- Excerpt provided:
....

Flyers

Nolan Patrick makes it, Oskar Lindblom doesn't as Flyers have 1 more cut coming

Nolan Patrick makes it, Oskar Lindblom doesn't as Flyers have 1 more cut coming

Nolan Patrick and Robert Hagg smiled and exchanged handshakes in the Flyers' hallway Sunday after they were told they had made the team’s opening roster. Both guys described their respective meetings with management as “short and sweet.”

Patrick, the second overall pick in the 2017 NHL draft, becomes the first rookie since Sean Couturier in 2011 to make the team straight out of training camp in their draft year.

“It was pretty exciting to find that out and I’m looking forward to the first game,” Patrick said as he follows in the footsteps of his father and uncle who played in the league as well. “It was really exciting growing up. My goal is to play in the NHL, so to get that news is really exciting. I know my family is pretty excited for me.”

Patrick’s father, Steve, played 250 career games, and his uncle, James, now an assistant coach with the Dallas Stars, endured a 20-year career in the league. While Nolan Patrick has the pedigree, he likely won’t match the production of other players selected second overall. Jets winger Patrick Laine scored 36 goals and 64 points in 2016-17, his first season in Winnipeg.

“I think when I get the first one (goal), I think they’ll come," Patrick said. "It’s a tough thing for me. I always start the year slow on the goals, hopefully, I can get a bounce and get that first one out of the way. My main focus isn’t scoring. I’m just trying to hold onto pucks and make plays and be a good defensive player, so that’s what I’m focusing on.”

Patrick, who wore No. 19 with the Brandon Wheat Kings, is ready to shed the No. 64 he’s worn in the preseason. He says he has another number in mind but didn't elaborate.

Hagg’s path to the NHL wasn’t nearly as direct as Patrick’s. The Flyers' 2013 second-round pick spent three-plus seasons, 202 regular-season games, in the AHL before receiving word Sunday his hard work had finally paid off.

....

- Stored data:

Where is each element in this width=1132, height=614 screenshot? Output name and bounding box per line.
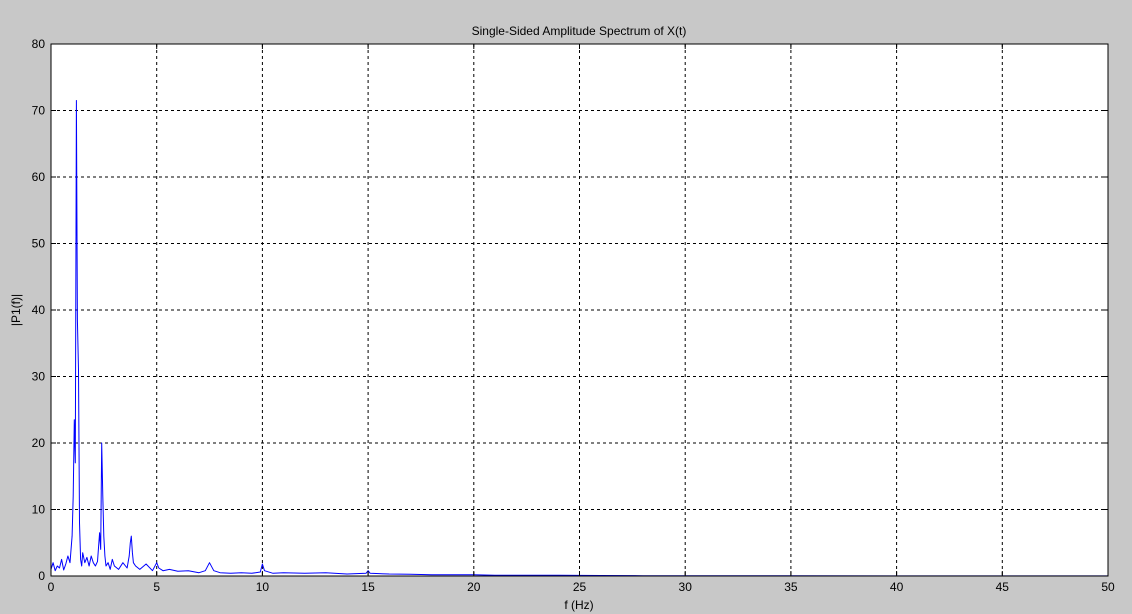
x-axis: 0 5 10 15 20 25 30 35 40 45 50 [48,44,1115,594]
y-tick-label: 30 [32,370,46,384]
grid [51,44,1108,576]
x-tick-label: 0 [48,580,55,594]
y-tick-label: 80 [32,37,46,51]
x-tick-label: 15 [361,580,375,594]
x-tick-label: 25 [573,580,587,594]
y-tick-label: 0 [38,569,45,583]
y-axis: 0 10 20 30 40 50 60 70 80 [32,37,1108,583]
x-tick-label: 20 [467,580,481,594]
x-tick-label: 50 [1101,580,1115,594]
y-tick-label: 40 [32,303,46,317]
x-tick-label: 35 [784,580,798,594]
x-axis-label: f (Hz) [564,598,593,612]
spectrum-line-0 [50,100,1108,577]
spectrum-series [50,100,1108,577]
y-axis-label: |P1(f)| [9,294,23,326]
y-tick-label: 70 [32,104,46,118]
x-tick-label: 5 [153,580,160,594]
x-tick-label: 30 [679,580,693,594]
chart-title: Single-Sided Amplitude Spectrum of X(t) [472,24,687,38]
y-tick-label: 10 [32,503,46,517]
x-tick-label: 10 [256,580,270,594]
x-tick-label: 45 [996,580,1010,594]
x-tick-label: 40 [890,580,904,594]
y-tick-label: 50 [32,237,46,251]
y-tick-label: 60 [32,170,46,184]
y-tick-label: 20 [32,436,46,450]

....

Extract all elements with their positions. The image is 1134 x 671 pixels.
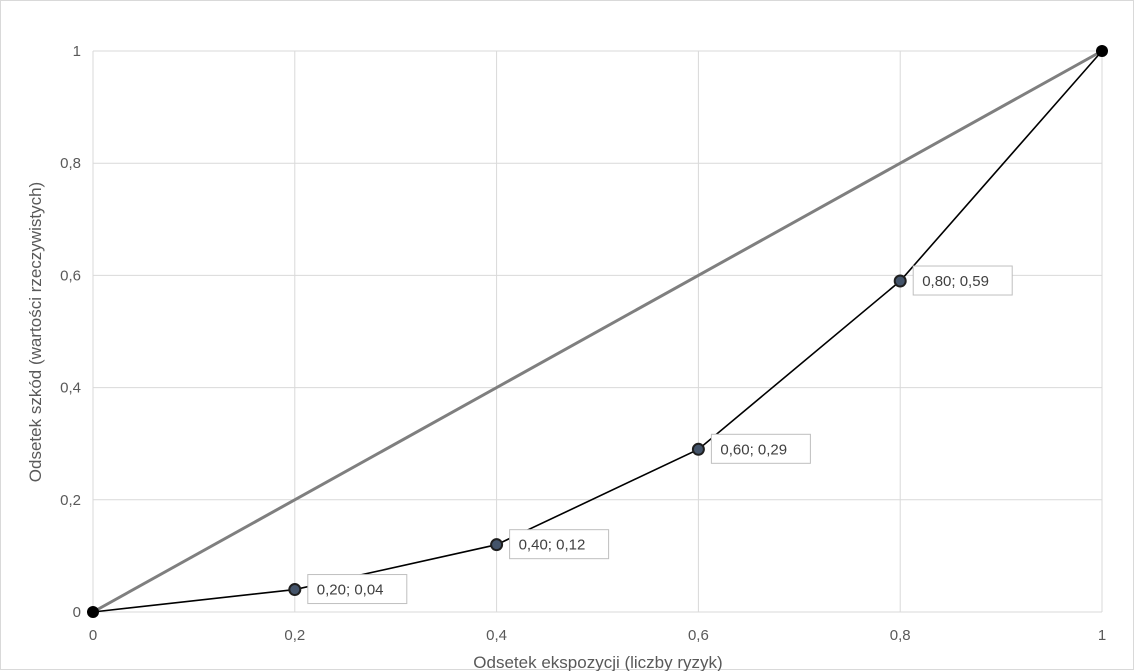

....

- Short task 1: In the Flyers roster article, how many regular-season games did Hagg play in the AHL?
- Short task 2: In the Flyers roster article, rewrite everything from "Patrick’s father, Steve, played" down to "season in Winnipeg.", replacing "assistant coach" with "associate coach".
- Short task 3: Translate this sentence from the Flyers roster article into Spanish: "He says he has another number in mind but didn't elaborate."

- Output 1: 202

- Output 2:
Patrick’s father, Steve, played 250 career games, and his uncle, James, now an associate coach with the Dallas Stars, endured a 20-year career in the league. While Nolan Patrick has the pedigree, he likely won’t match the production of other players selected second overall. Jets winger Patrick Laine scored 36 goals and 64 points in 2016-17, his first season in Winnipeg.

- Output 3: Dice que tiene otro número en mente, pero no dio más detalles.